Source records
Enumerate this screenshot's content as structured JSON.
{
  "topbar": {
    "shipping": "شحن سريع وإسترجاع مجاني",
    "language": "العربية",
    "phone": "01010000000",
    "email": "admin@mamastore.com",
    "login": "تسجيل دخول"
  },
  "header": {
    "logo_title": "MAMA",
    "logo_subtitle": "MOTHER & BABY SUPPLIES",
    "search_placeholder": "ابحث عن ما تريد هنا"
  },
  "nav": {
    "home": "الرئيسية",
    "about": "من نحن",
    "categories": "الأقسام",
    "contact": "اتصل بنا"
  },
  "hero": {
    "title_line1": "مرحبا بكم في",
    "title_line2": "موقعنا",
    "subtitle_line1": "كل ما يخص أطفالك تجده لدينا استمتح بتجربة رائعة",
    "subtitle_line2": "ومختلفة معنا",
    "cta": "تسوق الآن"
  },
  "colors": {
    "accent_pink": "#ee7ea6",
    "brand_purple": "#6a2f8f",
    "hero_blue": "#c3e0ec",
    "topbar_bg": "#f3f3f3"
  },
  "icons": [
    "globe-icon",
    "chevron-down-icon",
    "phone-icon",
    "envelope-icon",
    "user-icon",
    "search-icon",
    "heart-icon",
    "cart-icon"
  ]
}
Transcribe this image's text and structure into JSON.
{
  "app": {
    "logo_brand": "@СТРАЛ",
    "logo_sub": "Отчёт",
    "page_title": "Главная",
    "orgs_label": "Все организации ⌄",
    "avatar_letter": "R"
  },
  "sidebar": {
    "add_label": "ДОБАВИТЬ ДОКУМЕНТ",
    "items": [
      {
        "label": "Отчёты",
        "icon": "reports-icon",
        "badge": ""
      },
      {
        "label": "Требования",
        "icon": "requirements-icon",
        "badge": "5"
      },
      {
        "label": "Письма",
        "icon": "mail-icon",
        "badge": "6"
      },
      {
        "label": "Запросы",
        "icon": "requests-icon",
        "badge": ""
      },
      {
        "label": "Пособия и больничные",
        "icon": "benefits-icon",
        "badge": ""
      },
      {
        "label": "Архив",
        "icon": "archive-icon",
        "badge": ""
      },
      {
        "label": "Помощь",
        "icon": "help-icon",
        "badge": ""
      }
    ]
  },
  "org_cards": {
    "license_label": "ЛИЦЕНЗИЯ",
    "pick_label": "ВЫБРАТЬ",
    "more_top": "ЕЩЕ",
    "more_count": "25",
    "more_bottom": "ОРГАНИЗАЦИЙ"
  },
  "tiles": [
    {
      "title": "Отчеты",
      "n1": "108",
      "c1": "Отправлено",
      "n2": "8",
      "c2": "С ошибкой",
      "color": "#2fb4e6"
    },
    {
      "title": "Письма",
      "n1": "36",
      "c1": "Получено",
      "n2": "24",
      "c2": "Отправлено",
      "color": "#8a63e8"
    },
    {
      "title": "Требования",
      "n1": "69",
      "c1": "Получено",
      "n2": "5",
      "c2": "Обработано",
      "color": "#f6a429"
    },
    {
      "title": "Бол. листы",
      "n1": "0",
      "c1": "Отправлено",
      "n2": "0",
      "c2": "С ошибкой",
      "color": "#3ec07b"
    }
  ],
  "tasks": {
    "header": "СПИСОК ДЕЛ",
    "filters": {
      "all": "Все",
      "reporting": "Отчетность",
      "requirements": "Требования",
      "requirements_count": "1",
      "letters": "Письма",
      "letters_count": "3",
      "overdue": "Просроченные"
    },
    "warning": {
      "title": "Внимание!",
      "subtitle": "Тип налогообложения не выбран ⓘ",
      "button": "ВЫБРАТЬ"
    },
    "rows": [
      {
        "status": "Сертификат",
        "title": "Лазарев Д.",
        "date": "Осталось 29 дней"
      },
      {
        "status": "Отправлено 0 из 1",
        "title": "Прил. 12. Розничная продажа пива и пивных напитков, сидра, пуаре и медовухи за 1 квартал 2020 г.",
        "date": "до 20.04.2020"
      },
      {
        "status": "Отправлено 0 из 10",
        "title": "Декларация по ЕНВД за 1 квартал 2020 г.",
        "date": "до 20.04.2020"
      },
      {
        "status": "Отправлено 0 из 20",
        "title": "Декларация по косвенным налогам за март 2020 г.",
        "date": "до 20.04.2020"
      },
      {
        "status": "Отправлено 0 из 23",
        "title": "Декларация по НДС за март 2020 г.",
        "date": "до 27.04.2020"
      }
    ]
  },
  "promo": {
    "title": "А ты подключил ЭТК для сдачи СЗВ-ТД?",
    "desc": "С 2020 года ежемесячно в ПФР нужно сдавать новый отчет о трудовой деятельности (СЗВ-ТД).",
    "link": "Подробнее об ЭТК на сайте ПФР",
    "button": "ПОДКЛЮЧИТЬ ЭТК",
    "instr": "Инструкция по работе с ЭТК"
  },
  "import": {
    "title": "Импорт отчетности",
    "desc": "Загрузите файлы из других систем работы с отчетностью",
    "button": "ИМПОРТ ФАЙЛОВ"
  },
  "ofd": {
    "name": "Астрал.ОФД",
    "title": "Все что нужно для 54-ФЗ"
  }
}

WHAT IS REQUIRED
Repeat the material above in full, quoting it exactly.

PROBLEM SOLUTION
Enumerate this screenshot's content as structured JSON.
{
  "topbar": {
    "shipping": "شحن سريع وإسترجاع مجاني",
    "language": "العربية",
    "phone": "01010000000",
    "email": "admin@mamastore.com",
    "login": "تسجيل دخول"
  },
  "header": {
    "logo_title": "MAMA",
    "logo_subtitle": "MOTHER & BABY SUPPLIES",
    "search_placeholder": "ابحث عن ما تريد هنا"
  },
  "nav": {
    "home": "الرئيسية",
    "about": "من نحن",
    "categories": "الأقسام",
    "contact": "اتصل بنا"
  },
  "hero": {
    "title_line1": "مرحبا بكم في",
    "title_line2": "موقعنا",
    "subtitle_line1": "كل ما يخص أطفالك تجده لدينا استمتح بتجربة رائعة",
    "subtitle_line2": "ومختلفة معنا",
    "cta": "تسوق الآن"
  },
  "colors": {
    "accent_pink": "#ee7ea6",
    "brand_purple": "#6a2f8f",
    "hero_blue": "#c3e0ec",
    "topbar_bg": "#f3f3f3"
  },
  "icons": [
    "globe-icon",
    "chevron-down-icon",
    "phone-icon",
    "envelope-icon",
    "user-icon",
    "search-icon",
    "heart-icon",
    "cart-icon"
  ]
}
Transcribe this image's text and structure into JSON.
{
  "app": {
    "logo_brand": "@СТРАЛ",
    "logo_sub": "Отчёт",
    "page_title": "Главная",
    "orgs_label": "Все организации ⌄",
    "avatar_letter": "R"
  },
  "sidebar": {
    "add_label": "ДОБАВИТЬ ДОКУМЕНТ",
    "items": [
      {
        "label": "Отчёты",
        "icon": "reports-icon",
        "badge": ""
      },
      {
        "label": "Требования",
        "icon": "requirements-icon",
        "badge": "5"
      },
      {
        "label": "Письма",
        "icon": "mail-icon",
        "badge": "6"
      },
      {
        "label": "Запросы",
        "icon": "requests-icon",
        "badge": ""
      },
      {
        "label": "Пособия и больничные",
        "icon": "benefits-icon",
        "badge": ""
      },
      {
        "label": "Архив",
        "icon": "archive-icon",
        "badge": ""
      },
      {
        "label": "Помощь",
        "icon": "help-icon",
        "badge": ""
      }
    ]
  },
  "org_cards": {
    "license_label": "ЛИЦЕНЗИЯ",
    "pick_label": "ВЫБРАТЬ",
    "more_top": "ЕЩЕ",
    "more_count": "25",
    "more_bottom": "ОРГАНИЗАЦИЙ"
  },
  "tiles": [
    {
      "title": "Отчеты",
      "n1": "108",
      "c1": "Отправлено",
      "n2": "8",
      "c2": "С ошибкой",
      "color": "#2fb4e6"
    },
    {
      "title": "Письма",
      "n1": "36",
      "c1": "Получено",
      "n2": "24",
      "c2": "Отправлено",
      "color": "#8a63e8"
    },
    {
      "title": "Требования",
      "n1": "69",
      "c1": "Получено",
      "n2": "5",
      "c2": "Обработано",
      "color": "#f6a429"
    },
    {
      "title": "Бол. листы",
      "n1": "0",
      "c1": "Отправлено",
      "n2": "0",
      "c2": "С ошибкой",
      "color": "#3ec07b"
    }
  ],
  "tasks": {
    "header": "СПИСОК ДЕЛ",
    "filters": {
      "all": "Все",
      "reporting": "Отчетность",
      "requirements": "Требования",
      "requirements_count": "1",
      "letters": "Письма",
      "letters_count": "3",
      "overdue": "Просроченные"
    },
    "warning": {
      "title": "Внимание!",
      "subtitle": "Тип налогообложения не выбран ⓘ",
      "button": "ВЫБРАТЬ"
    },
    "rows": [
      {
        "status": "Сертификат",
        "title": "Лазарев Д.",
        "date": "Осталось 29 дней"
      },
      {
        "status": "Отправлено 0 из 1",
        "title": "Прил. 12. Розничная продажа пива и пивных напитков, сидра, пуаре и медовухи за 1 квартал 2020 г.",
        "date": "до 20.04.2020"
      },
      {
        "status": "Отправлено 0 из 10",
        "title": "Декларация по ЕНВД за 1 квартал 2020 г.",
        "date": "до 20.04.2020"
      },
      {
        "status": "Отправлено 0 из 20",
        "title": "Декларация по косвенным налогам за март 2020 г.",
        "date": "до 20.04.2020"
      },
      {
        "status": "Отправлено 0 из 23",
        "title": "Декларация по НДС за март 2020 г.",
        "date": "до 27.04.2020"
      }
    ]
  },
  "promo": {
    "title": "А ты подключил ЭТК для сдачи СЗВ-ТД?",
    "desc": "С 2020 года ежемесячно в ПФР нужно сдавать новый отчет о трудовой деятельности (СЗВ-ТД).",
    "link": "Подробнее об ЭТК на сайте ПФР",
    "button": "ПОДКЛЮЧИТЬ ЭТК",
    "instr": "Инструкция по работе с ЭТК"
  },
  "import": {
    "title": "Импорт отчетности",
    "desc": "Загрузите файлы из других систем работы с отчетностью",
    "button": "ИМПОРТ ФАЙЛОВ"
  },
  "ofd": {
    "name": "Астрал.ОФД",
    "title": "Все что нужно для 54-ФЗ"
  }
}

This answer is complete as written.